BRIEF: Reproduce every entry in the listing without alteration.

AVAILABLE RECORDS:
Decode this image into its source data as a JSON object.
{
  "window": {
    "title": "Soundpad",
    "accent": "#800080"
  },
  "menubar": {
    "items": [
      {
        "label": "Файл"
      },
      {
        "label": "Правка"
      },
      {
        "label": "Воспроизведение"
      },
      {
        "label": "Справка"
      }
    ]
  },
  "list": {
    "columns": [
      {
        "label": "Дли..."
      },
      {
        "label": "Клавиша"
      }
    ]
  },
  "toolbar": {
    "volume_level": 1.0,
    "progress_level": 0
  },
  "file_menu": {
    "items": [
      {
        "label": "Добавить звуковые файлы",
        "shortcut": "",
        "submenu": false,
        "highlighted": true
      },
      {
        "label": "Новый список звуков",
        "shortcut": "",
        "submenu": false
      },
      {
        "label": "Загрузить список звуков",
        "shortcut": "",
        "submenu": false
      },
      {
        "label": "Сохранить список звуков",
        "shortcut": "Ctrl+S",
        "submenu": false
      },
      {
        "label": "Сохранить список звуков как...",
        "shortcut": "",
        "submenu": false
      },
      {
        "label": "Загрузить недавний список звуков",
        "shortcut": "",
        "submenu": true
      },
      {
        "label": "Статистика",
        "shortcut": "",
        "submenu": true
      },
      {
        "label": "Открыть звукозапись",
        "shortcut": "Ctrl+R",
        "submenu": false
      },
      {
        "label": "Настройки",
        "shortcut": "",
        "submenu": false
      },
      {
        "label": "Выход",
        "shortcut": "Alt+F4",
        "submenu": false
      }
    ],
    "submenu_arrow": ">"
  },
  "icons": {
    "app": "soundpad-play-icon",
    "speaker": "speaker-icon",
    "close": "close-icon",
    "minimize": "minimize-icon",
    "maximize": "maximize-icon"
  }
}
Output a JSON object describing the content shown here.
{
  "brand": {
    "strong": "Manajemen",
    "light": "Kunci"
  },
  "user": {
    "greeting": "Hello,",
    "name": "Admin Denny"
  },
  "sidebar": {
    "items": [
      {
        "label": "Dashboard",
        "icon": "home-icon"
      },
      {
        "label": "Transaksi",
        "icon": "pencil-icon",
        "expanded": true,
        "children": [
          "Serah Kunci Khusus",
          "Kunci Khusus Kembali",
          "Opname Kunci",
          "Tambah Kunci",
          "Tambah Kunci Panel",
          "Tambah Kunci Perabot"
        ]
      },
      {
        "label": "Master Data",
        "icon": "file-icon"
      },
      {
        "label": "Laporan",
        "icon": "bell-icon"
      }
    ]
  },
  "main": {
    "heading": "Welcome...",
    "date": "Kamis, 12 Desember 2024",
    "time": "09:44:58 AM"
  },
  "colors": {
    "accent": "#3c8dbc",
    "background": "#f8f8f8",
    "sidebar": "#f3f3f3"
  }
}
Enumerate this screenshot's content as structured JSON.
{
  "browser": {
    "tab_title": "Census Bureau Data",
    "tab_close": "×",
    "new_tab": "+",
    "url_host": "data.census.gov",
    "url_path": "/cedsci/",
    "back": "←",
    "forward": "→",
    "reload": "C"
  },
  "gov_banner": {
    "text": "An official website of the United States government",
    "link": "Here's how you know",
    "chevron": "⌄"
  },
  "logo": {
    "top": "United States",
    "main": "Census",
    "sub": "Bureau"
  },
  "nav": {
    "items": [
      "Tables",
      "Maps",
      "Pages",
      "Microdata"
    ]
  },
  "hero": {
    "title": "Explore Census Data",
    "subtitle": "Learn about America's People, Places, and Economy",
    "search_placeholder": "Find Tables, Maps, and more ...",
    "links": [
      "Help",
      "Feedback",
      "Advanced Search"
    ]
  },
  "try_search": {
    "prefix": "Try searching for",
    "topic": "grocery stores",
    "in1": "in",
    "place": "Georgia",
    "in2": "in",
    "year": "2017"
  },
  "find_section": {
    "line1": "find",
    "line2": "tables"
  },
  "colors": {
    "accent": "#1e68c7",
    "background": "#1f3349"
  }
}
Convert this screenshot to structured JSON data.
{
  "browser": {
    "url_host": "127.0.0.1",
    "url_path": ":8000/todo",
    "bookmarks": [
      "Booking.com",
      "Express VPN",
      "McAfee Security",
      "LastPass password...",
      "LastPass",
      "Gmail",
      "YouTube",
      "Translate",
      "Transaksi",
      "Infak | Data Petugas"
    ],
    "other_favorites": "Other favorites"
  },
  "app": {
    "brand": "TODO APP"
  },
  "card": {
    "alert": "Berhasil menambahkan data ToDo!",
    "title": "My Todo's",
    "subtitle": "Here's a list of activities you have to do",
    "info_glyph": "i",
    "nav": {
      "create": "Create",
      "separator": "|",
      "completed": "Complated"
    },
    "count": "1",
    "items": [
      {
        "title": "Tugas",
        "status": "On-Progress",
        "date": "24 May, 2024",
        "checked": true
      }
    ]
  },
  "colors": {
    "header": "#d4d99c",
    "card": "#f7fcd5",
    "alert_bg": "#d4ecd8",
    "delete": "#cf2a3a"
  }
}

RESPONSE TO THIS TASK:
Decode this image into its source data as a JSON object.
{
  "window": {
    "title": "Soundpad",
    "accent": "#800080"
  },
  "menubar": {
    "items": [
      {
        "label": "Файл"
      },
      {
        "label": "Правка"
      },
      {
        "label": "Воспроизведение"
      },
      {
        "label": "Справка"
      }
    ]
  },
  "list": {
    "columns": [
      {
        "label": "Дли..."
      },
      {
        "label": "Клавиша"
      }
    ]
  },
  "toolbar": {
    "volume_level": 1.0,
    "progress_level": 0
  },
  "file_menu": {
    "items": [
      {
        "label": "Добавить звуковые файлы",
        "shortcut": "",
        "submenu": false,
        "highlighted": true
      },
      {
        "label": "Новый список звуков",
        "shortcut": "",
        "submenu": false
      },
      {
        "label": "Загрузить список звуков",
        "shortcut": "",
        "submenu": false
      },
      {
        "label": "Сохранить список звуков",
        "shortcut": "Ctrl+S",
        "submenu": false
      },
      {
        "label": "Сохранить список звуков как...",
        "shortcut": "",
        "submenu": false
      },
      {
        "label": "Загрузить недавний список звуков",
        "shortcut": "",
        "submenu": true
      },
      {
        "label": "Статистика",
        "shortcut": "",
        "submenu": true
      },
      {
        "label": "Открыть звукозапись",
        "shortcut": "Ctrl+R",
        "submenu": false
      },
      {
        "label": "Настройки",
        "shortcut": "",
        "submenu": false
      },
      {
        "label": "Выход",
        "shortcut": "Alt+F4",
        "submenu": false
      }
    ],
    "submenu_arrow": ">"
  },
  "icons": {
    "app": "soundpad-play-icon",
    "speaker": "speaker-icon",
    "close": "close-icon",
    "minimize": "minimize-icon",
    "maximize": "maximize-icon"
  }
}
Output a JSON object describing the content shown here.
{
  "brand": {
    "strong": "Manajemen",
    "light": "Kunci"
  },
  "user": {
    "greeting": "Hello,",
    "name": "Admin Denny"
  },
  "sidebar": {
    "items": [
      {
        "label": "Dashboard",
        "icon": "home-icon"
      },
      {
        "label": "Transaksi",
        "icon": "pencil-icon",
        "expanded": true,
        "children": [
          "Serah Kunci Khusus",
          "Kunci Khusus Kembali",
          "Opname Kunci",
          "Tambah Kunci",
          "Tambah Kunci Panel",
          "Tambah Kunci Perabot"
        ]
      },
      {
        "label": "Master Data",
        "icon": "file-icon"
      },
      {
        "label": "Laporan",
        "icon": "bell-icon"
      }
    ]
  },
  "main": {
    "heading": "Welcome...",
    "date": "Kamis, 12 Desember 2024",
    "time": "09:44:58 AM"
  },
  "colors": {
    "accent": "#3c8dbc",
    "background": "#f8f8f8",
    "sidebar": "#f3f3f3"
  }
}
Enumerate this screenshot's content as structured JSON.
{
  "browser": {
    "tab_title": "Census Bureau Data",
    "tab_close": "×",
    "new_tab": "+",
    "url_host": "data.census.gov",
    "url_path": "/cedsci/",
    "back": "←",
    "forward": "→",
    "reload": "C"
  },
  "gov_banner": {
    "text": "An official website of the United States government",
    "link": "Here's how you know",
    "chevron": "⌄"
  },
  "logo": {
    "top": "United States",
    "main": "Census",
    "sub": "Bureau"
  },
  "nav": {
    "items": [
      "Tables",
      "Maps",
      "Pages",
      "Microdata"
    ]
  },
  "hero": {
    "title": "Explore Census Data",
    "subtitle": "Learn about America's People, Places, and Economy",
    "search_placeholder": "Find Tables, Maps, and more ...",
    "links": [
      "Help",
      "Feedback",
      "Advanced Search"
    ]
  },
  "try_search": {
    "prefix": "Try searching for",
    "topic": "grocery stores",
    "in1": "in",
    "place": "Georgia",
    "in2": "in",
    "year": "2017"
  },
  "find_section": {
    "line1": "find",
    "line2": "tables"
  },
  "colors": {
    "accent": "#1e68c7",
    "background": "#1f3349"
  }
}
Convert this screenshot to structured JSON data.
{
  "browser": {
    "url_host": "127.0.0.1",
    "url_path": ":8000/todo",
    "bookmarks": [
      "Booking.com",
      "Express VPN",
      "McAfee Security",
      "LastPass password...",
      "LastPass",
      "Gmail",
      "YouTube",
      "Translate",
      "Transaksi",
      "Infak | Data Petugas"
    ],
    "other_favorites": "Other favorites"
  },
  "app": {
    "brand": "TODO APP"
  },
  "card": {
    "alert": "Berhasil menambahkan data ToDo!",
    "title": "My Todo's",
    "subtitle": "Here's a list of activities you have to do",
    "info_glyph": "i",
    "nav": {
      "create": "Create",
      "separator": "|",
      "completed": "Complated"
    },
    "count": "1",
    "items": [
      {
        "title": "Tugas",
        "status": "On-Progress",
        "date": "24 May, 2024",
        "checked": true
      }
    ]
  },
  "colors": {
    "header": "#d4d99c",
    "card": "#f7fcd5",
    "alert_bg": "#d4ecd8",
    "delete": "#cf2a3a"
  }
}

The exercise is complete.